Data entries:
-=-=-

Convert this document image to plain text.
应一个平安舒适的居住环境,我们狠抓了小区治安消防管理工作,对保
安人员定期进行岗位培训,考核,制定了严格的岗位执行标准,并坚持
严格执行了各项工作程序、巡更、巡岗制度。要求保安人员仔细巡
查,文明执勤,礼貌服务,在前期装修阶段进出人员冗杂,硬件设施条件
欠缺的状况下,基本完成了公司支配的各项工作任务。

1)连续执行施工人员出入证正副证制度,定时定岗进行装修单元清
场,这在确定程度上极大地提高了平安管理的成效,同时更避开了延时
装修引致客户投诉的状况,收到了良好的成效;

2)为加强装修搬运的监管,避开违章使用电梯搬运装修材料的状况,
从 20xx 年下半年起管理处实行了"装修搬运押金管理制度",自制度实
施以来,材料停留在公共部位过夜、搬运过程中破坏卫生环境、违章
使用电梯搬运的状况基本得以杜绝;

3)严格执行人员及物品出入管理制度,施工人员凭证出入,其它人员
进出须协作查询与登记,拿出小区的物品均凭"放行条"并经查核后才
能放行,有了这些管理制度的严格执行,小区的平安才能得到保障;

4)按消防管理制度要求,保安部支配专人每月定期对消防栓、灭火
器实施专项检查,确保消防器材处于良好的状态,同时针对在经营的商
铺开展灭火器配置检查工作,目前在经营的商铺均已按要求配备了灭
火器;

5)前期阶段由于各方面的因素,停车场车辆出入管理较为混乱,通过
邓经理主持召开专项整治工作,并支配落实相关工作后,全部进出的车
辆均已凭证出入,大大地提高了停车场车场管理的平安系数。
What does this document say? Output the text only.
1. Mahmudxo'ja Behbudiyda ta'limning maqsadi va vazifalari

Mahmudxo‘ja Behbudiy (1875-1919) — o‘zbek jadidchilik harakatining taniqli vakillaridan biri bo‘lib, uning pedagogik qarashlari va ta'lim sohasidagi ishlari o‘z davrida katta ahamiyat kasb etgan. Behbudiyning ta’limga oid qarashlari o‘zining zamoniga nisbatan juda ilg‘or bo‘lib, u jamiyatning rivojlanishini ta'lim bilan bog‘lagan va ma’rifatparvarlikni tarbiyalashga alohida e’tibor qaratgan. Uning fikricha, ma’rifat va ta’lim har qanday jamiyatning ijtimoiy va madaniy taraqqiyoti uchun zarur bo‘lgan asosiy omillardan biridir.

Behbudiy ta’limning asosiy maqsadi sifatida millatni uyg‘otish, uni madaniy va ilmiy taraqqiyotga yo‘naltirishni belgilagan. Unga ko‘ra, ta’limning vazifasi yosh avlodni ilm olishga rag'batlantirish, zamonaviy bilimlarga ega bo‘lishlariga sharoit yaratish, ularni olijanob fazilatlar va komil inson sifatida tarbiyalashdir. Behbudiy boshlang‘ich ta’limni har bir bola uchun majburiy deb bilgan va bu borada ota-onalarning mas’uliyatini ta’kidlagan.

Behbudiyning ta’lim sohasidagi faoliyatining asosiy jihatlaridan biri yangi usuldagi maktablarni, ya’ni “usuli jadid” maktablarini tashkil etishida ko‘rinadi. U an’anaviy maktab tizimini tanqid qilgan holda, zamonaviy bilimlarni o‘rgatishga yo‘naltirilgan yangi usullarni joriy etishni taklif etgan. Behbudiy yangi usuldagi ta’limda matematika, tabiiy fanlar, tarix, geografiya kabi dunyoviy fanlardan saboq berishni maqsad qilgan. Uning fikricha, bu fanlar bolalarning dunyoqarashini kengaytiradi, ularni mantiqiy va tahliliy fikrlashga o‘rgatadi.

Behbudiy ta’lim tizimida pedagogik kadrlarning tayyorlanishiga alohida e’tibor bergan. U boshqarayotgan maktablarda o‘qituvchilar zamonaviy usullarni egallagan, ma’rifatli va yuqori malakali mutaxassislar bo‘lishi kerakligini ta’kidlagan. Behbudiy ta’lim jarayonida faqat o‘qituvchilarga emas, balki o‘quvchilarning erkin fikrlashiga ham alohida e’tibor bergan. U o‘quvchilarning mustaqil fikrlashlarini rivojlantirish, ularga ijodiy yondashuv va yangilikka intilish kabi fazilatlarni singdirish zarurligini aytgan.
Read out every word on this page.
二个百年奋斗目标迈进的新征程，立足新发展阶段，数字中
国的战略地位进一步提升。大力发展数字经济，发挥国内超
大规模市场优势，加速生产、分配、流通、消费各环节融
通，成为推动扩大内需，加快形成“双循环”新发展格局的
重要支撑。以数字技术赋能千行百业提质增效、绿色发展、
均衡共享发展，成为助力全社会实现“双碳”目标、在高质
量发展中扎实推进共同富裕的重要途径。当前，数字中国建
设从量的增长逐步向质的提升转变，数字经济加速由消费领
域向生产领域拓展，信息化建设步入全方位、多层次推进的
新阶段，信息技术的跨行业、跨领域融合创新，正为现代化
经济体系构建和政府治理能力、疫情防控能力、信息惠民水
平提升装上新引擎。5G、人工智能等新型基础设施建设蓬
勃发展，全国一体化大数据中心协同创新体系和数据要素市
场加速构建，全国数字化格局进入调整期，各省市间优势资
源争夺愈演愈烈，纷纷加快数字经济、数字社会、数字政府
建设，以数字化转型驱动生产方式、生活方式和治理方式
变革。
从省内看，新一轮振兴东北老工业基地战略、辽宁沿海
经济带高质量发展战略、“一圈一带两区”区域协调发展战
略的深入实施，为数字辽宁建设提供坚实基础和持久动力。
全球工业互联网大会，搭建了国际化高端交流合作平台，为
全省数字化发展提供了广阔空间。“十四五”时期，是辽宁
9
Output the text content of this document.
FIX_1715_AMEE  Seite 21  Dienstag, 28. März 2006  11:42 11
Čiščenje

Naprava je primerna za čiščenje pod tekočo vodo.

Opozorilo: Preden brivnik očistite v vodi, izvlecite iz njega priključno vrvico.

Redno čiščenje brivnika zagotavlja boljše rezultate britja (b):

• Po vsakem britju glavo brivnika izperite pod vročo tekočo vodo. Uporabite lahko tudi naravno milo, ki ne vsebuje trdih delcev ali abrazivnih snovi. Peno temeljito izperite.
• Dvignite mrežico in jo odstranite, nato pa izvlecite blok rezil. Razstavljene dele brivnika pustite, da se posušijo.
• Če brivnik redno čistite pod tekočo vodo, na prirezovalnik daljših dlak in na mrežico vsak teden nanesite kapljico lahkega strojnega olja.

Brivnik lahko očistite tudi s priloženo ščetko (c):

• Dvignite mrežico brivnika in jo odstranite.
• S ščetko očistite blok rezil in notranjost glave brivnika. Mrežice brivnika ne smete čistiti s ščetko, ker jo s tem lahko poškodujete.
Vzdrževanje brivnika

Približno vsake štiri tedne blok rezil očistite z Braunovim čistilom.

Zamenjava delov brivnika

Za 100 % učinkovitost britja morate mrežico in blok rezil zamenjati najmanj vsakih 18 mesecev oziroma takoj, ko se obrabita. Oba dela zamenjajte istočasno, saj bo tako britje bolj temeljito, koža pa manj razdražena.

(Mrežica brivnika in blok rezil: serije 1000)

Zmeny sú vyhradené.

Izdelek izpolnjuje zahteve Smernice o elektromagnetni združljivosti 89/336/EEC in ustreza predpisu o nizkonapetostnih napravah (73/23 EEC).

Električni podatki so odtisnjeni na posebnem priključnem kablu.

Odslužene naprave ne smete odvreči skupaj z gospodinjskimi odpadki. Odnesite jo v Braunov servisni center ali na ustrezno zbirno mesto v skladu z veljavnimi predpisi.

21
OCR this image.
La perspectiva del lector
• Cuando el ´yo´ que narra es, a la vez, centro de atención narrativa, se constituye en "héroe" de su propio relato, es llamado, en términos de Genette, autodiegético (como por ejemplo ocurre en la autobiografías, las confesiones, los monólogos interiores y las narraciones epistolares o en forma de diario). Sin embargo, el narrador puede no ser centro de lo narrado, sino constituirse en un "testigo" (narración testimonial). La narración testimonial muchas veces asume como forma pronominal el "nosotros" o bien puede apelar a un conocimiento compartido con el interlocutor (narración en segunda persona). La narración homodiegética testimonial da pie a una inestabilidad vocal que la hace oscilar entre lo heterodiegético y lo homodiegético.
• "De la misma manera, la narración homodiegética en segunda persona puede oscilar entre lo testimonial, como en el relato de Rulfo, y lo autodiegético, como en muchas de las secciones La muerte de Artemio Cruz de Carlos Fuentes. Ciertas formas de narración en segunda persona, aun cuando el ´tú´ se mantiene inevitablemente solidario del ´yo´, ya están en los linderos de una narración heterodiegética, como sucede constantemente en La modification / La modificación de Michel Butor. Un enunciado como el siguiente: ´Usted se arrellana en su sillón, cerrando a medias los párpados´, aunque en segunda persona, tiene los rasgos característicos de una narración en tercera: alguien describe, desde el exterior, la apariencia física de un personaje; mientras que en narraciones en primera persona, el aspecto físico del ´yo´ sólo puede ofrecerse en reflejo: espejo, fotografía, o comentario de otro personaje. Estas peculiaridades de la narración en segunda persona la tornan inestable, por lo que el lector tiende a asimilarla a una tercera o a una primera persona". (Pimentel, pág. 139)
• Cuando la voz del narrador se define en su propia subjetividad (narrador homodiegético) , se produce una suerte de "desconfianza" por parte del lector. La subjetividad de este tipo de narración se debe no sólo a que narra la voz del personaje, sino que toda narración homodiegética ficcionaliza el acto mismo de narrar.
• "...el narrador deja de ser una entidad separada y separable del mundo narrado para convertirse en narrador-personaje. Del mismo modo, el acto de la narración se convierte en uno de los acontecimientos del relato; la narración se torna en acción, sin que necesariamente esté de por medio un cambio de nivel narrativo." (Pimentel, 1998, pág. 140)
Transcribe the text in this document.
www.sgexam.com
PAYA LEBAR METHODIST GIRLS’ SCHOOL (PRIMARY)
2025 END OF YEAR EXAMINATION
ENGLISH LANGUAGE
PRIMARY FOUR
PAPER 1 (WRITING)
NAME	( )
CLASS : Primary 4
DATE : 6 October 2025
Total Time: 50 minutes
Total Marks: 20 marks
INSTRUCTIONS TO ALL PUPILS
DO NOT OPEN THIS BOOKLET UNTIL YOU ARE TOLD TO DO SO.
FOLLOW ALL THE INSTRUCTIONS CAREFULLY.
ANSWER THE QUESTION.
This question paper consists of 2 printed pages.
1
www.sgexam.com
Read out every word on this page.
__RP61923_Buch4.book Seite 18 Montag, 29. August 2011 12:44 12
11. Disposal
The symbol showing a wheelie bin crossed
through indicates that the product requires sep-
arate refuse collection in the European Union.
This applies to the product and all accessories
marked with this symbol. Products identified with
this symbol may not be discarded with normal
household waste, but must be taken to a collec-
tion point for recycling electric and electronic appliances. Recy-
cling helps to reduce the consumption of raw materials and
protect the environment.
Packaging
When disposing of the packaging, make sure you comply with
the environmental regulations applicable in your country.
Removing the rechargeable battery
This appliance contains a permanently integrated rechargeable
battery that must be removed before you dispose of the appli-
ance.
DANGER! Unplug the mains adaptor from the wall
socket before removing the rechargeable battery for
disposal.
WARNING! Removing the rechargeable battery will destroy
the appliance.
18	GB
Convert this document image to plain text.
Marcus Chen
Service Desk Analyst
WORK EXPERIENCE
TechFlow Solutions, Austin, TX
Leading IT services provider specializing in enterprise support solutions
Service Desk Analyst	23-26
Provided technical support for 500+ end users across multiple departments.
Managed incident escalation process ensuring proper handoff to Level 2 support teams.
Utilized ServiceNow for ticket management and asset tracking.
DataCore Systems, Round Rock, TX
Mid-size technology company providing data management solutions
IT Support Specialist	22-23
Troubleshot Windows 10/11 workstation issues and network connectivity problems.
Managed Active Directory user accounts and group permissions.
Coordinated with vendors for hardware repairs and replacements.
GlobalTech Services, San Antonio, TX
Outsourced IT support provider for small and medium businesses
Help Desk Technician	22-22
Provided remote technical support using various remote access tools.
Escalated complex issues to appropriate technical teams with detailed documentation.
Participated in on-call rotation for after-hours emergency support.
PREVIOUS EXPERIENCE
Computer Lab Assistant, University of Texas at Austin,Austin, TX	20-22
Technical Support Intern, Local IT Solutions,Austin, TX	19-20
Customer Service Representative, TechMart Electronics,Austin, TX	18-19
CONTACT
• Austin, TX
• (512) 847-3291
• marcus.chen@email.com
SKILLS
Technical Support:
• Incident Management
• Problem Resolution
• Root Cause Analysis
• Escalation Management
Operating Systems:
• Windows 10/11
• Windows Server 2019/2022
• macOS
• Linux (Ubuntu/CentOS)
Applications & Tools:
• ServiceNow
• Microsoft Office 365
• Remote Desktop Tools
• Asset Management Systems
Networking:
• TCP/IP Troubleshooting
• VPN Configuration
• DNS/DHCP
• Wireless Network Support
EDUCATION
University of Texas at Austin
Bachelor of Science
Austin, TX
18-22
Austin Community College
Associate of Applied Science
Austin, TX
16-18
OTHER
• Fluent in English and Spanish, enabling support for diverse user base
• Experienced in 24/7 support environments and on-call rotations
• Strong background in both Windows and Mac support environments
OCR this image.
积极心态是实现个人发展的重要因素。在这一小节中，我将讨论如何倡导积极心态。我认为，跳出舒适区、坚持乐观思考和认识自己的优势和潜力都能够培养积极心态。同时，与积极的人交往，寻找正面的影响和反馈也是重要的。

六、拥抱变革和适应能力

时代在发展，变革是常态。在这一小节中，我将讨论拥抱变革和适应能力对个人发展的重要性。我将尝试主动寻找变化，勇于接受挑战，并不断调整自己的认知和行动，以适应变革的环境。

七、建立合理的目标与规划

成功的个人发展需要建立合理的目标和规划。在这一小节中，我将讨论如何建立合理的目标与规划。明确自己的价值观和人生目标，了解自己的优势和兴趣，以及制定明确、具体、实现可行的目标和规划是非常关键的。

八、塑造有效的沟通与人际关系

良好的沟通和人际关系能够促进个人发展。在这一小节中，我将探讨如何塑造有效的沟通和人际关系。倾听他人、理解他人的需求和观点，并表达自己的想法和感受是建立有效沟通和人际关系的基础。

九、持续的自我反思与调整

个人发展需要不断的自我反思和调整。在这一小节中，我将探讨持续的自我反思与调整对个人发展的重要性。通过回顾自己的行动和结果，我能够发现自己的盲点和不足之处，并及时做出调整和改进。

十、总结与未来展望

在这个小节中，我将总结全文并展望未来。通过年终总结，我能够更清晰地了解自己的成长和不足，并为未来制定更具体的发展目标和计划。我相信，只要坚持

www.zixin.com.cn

-=-=-

**WHAT YOU WILL DO**
Find all lines holding the string "rechargeable" and copy them.

**CORRECT ANSWER**
Removing the rechargeable battery
This appliance contains a permanently integrated rechargeable
socket before removing the rechargeable battery for
WARNING! Removing the rechargeable battery will destroy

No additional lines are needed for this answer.